Rows from a figure dataset:
────

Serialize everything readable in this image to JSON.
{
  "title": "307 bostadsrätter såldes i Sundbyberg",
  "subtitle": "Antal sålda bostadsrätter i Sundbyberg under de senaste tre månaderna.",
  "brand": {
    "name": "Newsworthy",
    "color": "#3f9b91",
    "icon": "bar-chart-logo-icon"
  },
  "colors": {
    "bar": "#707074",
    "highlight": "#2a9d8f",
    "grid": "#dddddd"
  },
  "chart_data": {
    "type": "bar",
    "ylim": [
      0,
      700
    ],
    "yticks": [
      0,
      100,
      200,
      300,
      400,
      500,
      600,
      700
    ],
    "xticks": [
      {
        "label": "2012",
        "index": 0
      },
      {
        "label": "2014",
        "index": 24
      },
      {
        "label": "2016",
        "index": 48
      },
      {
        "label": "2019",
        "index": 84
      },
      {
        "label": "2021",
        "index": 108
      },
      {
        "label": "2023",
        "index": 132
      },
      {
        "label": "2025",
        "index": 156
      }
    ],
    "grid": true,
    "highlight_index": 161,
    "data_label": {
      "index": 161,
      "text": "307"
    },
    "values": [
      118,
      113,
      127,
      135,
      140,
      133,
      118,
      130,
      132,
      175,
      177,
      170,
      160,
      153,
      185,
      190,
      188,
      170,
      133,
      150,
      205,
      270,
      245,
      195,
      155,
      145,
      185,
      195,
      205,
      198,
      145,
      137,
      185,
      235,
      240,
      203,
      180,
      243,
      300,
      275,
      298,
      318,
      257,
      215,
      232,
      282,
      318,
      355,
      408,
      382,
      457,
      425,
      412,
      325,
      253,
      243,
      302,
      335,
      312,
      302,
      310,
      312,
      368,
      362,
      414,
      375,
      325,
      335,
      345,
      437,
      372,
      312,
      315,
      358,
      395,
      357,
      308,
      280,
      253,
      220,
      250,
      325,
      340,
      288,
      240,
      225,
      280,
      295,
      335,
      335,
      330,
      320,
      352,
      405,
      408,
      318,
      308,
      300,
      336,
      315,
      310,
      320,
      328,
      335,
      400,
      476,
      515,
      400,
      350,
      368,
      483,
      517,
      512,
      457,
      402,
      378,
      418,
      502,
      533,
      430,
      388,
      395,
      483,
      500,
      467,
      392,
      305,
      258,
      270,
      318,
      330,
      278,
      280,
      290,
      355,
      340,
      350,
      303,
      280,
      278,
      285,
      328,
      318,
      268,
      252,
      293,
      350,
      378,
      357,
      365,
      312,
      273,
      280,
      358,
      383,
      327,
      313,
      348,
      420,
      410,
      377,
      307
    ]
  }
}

────

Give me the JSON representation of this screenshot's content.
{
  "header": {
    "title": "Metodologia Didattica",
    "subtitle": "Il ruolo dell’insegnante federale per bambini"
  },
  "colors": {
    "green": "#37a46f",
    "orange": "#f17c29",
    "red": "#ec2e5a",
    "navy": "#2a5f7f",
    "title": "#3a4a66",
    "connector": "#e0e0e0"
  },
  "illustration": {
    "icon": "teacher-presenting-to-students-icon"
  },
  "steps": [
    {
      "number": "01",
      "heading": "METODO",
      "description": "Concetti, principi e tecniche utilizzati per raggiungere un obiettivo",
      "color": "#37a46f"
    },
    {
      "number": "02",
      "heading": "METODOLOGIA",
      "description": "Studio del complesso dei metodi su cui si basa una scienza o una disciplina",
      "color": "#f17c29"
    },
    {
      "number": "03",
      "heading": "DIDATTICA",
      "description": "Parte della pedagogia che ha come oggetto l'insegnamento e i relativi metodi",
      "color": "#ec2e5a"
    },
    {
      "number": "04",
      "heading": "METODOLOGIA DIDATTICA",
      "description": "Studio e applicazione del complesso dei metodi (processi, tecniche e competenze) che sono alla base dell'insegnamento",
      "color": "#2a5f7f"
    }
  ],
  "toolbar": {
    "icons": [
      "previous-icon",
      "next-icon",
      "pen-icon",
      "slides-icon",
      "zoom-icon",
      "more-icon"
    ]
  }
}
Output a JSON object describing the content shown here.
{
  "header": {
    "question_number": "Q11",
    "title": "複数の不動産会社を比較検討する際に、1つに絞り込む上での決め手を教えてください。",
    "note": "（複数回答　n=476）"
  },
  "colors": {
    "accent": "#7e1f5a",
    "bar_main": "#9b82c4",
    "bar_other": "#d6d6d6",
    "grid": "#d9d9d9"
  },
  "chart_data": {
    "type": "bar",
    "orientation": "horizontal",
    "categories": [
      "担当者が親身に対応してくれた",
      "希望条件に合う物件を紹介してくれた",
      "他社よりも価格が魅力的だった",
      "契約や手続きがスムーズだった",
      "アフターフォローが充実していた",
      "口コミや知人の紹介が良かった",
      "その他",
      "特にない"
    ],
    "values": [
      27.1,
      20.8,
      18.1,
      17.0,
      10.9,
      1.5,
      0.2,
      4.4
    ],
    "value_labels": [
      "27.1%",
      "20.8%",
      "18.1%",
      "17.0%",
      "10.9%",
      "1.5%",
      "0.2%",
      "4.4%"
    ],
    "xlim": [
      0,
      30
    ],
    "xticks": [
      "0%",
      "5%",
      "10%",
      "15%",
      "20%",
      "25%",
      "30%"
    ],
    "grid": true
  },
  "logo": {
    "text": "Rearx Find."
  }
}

────

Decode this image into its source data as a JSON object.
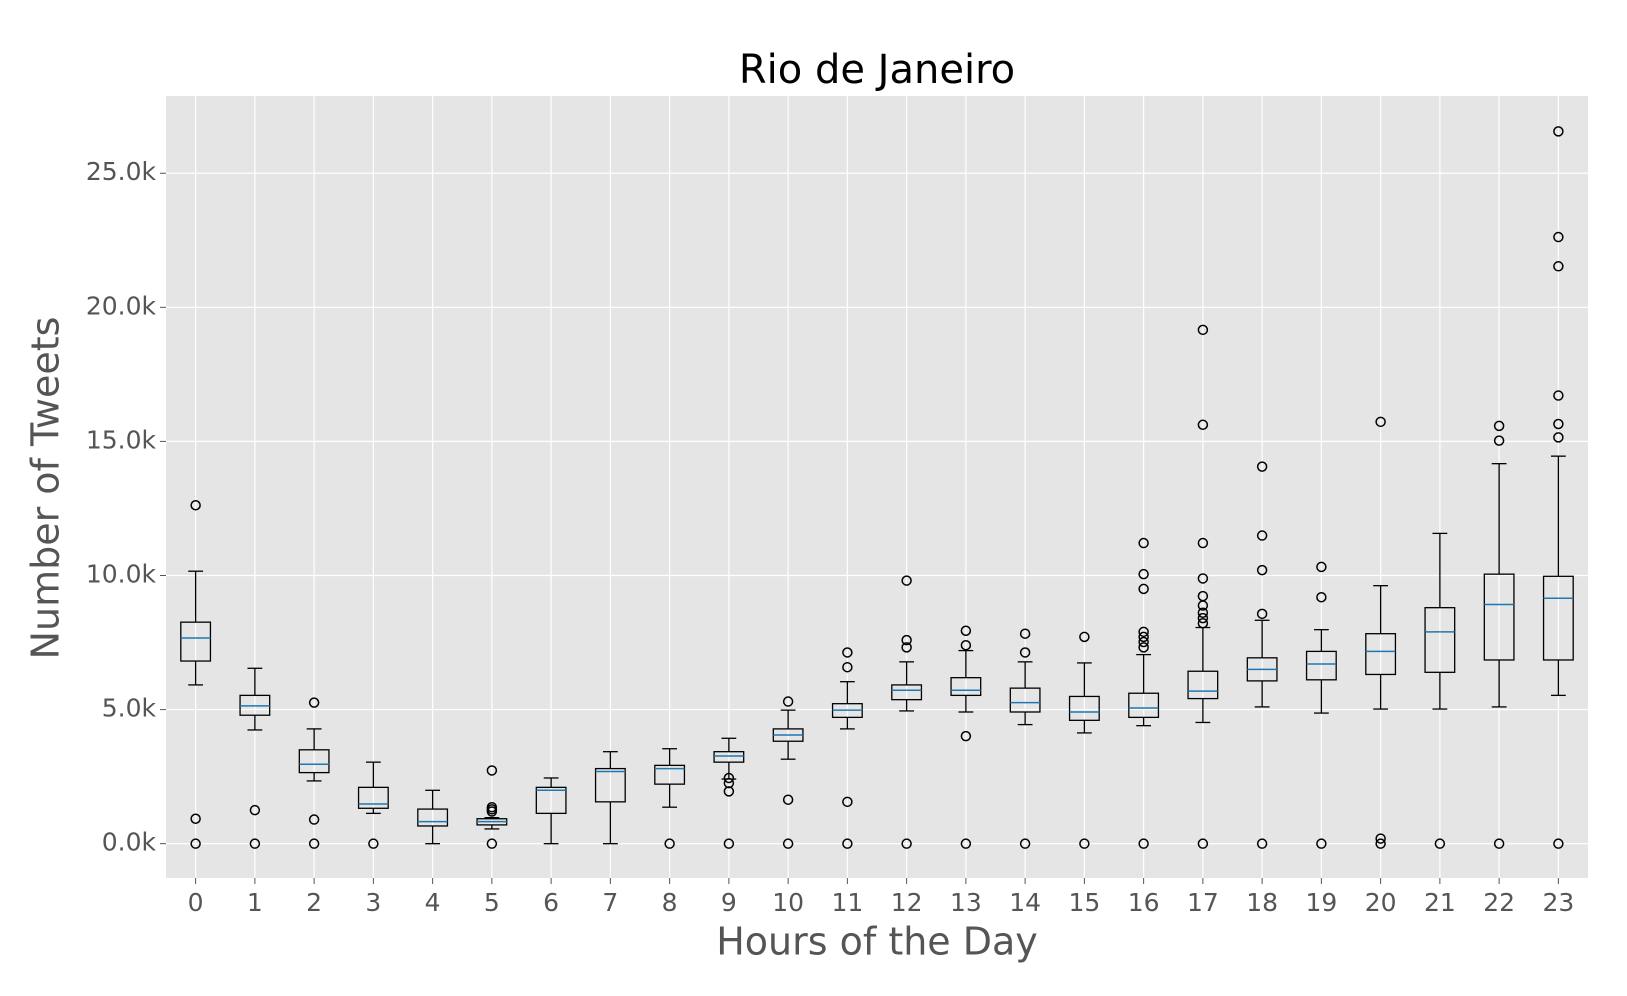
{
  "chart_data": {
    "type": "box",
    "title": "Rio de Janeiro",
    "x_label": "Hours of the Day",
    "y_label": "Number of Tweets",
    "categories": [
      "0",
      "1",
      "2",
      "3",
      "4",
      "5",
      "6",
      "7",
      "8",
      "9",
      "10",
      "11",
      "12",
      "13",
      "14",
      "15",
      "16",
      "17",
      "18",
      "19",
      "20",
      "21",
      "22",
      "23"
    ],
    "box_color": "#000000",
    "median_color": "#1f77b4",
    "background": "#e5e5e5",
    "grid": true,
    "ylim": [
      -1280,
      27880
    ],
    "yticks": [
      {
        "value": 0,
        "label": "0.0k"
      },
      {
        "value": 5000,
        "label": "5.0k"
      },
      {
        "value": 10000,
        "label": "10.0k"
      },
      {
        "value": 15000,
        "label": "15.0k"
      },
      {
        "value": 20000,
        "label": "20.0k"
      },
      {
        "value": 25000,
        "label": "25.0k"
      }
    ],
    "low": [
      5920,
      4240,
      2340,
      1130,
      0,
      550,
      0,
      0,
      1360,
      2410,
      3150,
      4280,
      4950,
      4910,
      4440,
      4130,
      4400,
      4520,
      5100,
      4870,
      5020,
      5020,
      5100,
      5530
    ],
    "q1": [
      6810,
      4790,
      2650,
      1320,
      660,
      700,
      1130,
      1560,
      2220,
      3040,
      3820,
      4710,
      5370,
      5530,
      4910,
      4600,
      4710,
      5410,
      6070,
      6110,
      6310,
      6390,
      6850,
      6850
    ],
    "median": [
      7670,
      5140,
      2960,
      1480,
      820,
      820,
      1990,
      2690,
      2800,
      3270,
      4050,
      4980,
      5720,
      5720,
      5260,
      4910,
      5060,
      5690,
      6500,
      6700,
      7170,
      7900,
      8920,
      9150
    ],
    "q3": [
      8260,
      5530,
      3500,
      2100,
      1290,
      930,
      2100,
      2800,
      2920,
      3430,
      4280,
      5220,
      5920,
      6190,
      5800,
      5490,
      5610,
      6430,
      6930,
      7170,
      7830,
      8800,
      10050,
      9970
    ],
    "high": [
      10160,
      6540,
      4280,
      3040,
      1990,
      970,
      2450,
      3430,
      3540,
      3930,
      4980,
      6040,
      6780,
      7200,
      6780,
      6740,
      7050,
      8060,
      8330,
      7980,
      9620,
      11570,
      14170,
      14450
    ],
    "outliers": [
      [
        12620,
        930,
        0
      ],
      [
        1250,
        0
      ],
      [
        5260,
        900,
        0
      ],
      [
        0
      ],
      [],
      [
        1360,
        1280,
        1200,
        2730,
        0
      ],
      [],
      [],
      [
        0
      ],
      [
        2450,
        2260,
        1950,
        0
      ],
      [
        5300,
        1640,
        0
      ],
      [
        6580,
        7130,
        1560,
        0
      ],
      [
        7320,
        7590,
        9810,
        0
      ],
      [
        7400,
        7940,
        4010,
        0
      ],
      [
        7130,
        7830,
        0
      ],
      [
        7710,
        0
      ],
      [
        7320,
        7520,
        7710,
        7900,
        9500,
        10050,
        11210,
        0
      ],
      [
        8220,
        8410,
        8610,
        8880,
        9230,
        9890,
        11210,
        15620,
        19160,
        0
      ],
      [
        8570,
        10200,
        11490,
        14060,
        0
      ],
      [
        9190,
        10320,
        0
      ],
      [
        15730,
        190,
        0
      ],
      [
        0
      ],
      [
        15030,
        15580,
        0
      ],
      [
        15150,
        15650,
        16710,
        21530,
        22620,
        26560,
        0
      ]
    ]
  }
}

────

#### DIRECTIVE
Return all lines with the word "description" in them.

#### SOLUTION FOR THIS PROBLEM
      "description": "Concetti, principi e tecniche utilizzati per raggiungere un obiettivo",
      "description": "Studio del complesso dei metodi su cui si basa una scienza o una disciplina",
      "description": "Parte della pedagogia che ha come oggetto l'insegnamento e i relativi metodi",
      "description": "Studio e applicazione del complesso dei metodi (processi, tecniche e competenze) che sono alla base dell'insegnamento",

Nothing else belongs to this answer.